Set problem =
Copy out the entries below precisely; nothing is to be omitted.

==== Dataset extract

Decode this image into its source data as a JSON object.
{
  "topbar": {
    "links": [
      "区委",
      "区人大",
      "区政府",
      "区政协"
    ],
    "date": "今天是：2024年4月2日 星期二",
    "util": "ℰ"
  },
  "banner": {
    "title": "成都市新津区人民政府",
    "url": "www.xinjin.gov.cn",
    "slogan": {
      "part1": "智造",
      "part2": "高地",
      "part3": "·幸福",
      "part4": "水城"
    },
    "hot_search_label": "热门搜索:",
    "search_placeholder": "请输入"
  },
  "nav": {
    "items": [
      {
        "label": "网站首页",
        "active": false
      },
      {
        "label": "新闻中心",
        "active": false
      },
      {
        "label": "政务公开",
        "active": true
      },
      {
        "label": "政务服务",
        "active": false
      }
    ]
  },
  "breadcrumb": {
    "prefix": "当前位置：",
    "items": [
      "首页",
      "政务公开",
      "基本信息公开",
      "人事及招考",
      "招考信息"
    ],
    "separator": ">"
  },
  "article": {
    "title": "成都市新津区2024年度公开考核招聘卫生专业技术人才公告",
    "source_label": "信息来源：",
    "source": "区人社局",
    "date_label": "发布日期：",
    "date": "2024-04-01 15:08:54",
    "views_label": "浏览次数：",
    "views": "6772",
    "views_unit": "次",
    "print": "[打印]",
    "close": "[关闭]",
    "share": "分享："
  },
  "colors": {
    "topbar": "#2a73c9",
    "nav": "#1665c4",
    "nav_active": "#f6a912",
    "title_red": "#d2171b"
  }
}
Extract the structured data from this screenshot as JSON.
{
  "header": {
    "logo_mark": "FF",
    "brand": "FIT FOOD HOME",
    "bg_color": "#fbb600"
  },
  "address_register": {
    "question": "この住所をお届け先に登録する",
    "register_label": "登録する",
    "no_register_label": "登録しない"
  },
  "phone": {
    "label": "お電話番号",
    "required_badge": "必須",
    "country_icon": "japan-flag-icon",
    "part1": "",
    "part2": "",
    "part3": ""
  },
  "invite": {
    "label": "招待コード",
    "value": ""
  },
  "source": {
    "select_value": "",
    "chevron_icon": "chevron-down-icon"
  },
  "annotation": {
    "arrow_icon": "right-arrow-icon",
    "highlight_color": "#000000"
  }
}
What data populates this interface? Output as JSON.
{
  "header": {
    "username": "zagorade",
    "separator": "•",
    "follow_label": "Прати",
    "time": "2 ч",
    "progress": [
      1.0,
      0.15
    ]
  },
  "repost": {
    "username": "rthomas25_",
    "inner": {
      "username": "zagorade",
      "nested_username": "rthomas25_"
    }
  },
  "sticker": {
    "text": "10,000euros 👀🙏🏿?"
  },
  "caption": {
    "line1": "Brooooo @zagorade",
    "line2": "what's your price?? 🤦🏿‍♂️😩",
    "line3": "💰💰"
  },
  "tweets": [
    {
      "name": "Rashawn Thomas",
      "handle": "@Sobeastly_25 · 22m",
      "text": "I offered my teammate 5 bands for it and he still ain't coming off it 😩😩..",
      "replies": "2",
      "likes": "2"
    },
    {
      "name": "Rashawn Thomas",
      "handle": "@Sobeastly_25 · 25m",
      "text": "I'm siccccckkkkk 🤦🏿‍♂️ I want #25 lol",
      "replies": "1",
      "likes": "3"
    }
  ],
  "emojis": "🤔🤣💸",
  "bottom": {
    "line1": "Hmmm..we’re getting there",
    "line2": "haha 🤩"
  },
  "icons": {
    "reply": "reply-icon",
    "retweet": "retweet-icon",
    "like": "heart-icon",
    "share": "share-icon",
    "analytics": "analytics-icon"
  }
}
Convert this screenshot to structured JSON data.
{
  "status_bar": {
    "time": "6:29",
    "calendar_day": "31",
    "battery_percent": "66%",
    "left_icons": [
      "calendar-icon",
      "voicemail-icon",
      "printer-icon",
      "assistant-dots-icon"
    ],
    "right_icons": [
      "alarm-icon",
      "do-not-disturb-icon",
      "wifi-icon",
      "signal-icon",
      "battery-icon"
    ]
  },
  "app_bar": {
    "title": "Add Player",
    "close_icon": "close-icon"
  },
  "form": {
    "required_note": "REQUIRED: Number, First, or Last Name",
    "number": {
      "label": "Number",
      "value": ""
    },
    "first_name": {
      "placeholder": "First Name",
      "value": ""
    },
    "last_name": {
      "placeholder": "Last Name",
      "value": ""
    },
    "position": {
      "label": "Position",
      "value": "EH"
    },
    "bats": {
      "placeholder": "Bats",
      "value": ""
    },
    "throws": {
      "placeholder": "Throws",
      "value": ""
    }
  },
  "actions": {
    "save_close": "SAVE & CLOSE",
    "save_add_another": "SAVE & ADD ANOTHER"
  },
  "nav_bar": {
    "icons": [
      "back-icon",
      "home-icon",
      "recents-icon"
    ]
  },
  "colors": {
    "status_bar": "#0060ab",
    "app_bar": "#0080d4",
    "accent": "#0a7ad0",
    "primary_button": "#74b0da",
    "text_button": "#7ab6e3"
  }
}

========

Answer to this exercise =
Decode this image into its source data as a JSON object.
{
  "topbar": {
    "links": [
      "区委",
      "区人大",
      "区政府",
      "区政协"
    ],
    "date": "今天是：2024年4月2日 星期二",
    "util": "ℰ"
  },
  "banner": {
    "title": "成都市新津区人民政府",
    "url": "www.xinjin.gov.cn",
    "slogan": {
      "part1": "智造",
      "part2": "高地",
      "part3": "·幸福",
      "part4": "水城"
    },
    "hot_search_label": "热门搜索:",
    "search_placeholder": "请输入"
  },
  "nav": {
    "items": [
      {
        "label": "网站首页",
        "active": false
      },
      {
        "label": "新闻中心",
        "active": false
      },
      {
        "label": "政务公开",
        "active": true
      },
      {
        "label": "政务服务",
        "active": false
      }
    ]
  },
  "breadcrumb": {
    "prefix": "当前位置：",
    "items": [
      "首页",
      "政务公开",
      "基本信息公开",
      "人事及招考",
      "招考信息"
    ],
    "separator": ">"
  },
  "article": {
    "title": "成都市新津区2024年度公开考核招聘卫生专业技术人才公告",
    "source_label": "信息来源：",
    "source": "区人社局",
    "date_label": "发布日期：",
    "date": "2024-04-01 15:08:54",
    "views_label": "浏览次数：",
    "views": "6772",
    "views_unit": "次",
    "print": "[打印]",
    "close": "[关闭]",
    "share": "分享："
  },
  "colors": {
    "topbar": "#2a73c9",
    "nav": "#1665c4",
    "nav_active": "#f6a912",
    "title_red": "#d2171b"
  }
}
Extract the structured data from this screenshot as JSON.
{
  "header": {
    "logo_mark": "FF",
    "brand": "FIT FOOD HOME",
    "bg_color": "#fbb600"
  },
  "address_register": {
    "question": "この住所をお届け先に登録する",
    "register_label": "登録する",
    "no_register_label": "登録しない"
  },
  "phone": {
    "label": "お電話番号",
    "required_badge": "必須",
    "country_icon": "japan-flag-icon",
    "part1": "",
    "part2": "",
    "part3": ""
  },
  "invite": {
    "label": "招待コード",
    "value": ""
  },
  "source": {
    "select_value": "",
    "chevron_icon": "chevron-down-icon"
  },
  "annotation": {
    "arrow_icon": "right-arrow-icon",
    "highlight_color": "#000000"
  }
}
What data populates this interface? Output as JSON.
{
  "header": {
    "username": "zagorade",
    "separator": "•",
    "follow_label": "Прати",
    "time": "2 ч",
    "progress": [
      1.0,
      0.15
    ]
  },
  "repost": {
    "username": "rthomas25_",
    "inner": {
      "username": "zagorade",
      "nested_username": "rthomas25_"
    }
  },
  "sticker": {
    "text": "10,000euros 👀🙏🏿?"
  },
  "caption": {
    "line1": "Brooooo @zagorade",
    "line2": "what's your price?? 🤦🏿‍♂️😩",
    "line3": "💰💰"
  },
  "tweets": [
    {
      "name": "Rashawn Thomas",
      "handle": "@Sobeastly_25 · 22m",
      "text": "I offered my teammate 5 bands for it and he still ain't coming off it 😩😩..",
      "replies": "2",
      "likes": "2"
    },
    {
      "name": "Rashawn Thomas",
      "handle": "@Sobeastly_25 · 25m",
      "text": "I'm siccccckkkkk 🤦🏿‍♂️ I want #25 lol",
      "replies": "1",
      "likes": "3"
    }
  ],
  "emojis": "🤔🤣💸",
  "bottom": {
    "line1": "Hmmm..we’re getting there",
    "line2": "haha 🤩"
  },
  "icons": {
    "reply": "reply-icon",
    "retweet": "retweet-icon",
    "like": "heart-icon",
    "share": "share-icon",
    "analytics": "analytics-icon"
  }
}
Convert this screenshot to structured JSON data.
{
  "status_bar": {
    "time": "6:29",
    "calendar_day": "31",
    "battery_percent": "66%",
    "left_icons": [
      "calendar-icon",
      "voicemail-icon",
      "printer-icon",
      "assistant-dots-icon"
    ],
    "right_icons": [
      "alarm-icon",
      "do-not-disturb-icon",
      "wifi-icon",
      "signal-icon",
      "battery-icon"
    ]
  },
  "app_bar": {
    "title": "Add Player",
    "close_icon": "close-icon"
  },
  "form": {
    "required_note": "REQUIRED: Number, First, or Last Name",
    "number": {
      "label": "Number",
      "value": ""
    },
    "first_name": {
      "placeholder": "First Name",
      "value": ""
    },
    "last_name": {
      "placeholder": "Last Name",
      "value": ""
    },
    "position": {
      "label": "Position",
      "value": "EH"
    },
    "bats": {
      "placeholder": "Bats",
      "value": ""
    },
    "throws": {
      "placeholder": "Throws",
      "value": ""
    }
  },
  "actions": {
    "save_close": "SAVE & CLOSE",
    "save_add_another": "SAVE & ADD ANOTHER"
  },
  "nav_bar": {
    "icons": [
      "back-icon",
      "home-icon",
      "recents-icon"
    ]
  },
  "colors": {
    "status_bar": "#0060ab",
    "app_bar": "#0080d4",
    "accent": "#0a7ad0",
    "primary_button": "#74b0da",
    "text_button": "#7ab6e3"
  }
}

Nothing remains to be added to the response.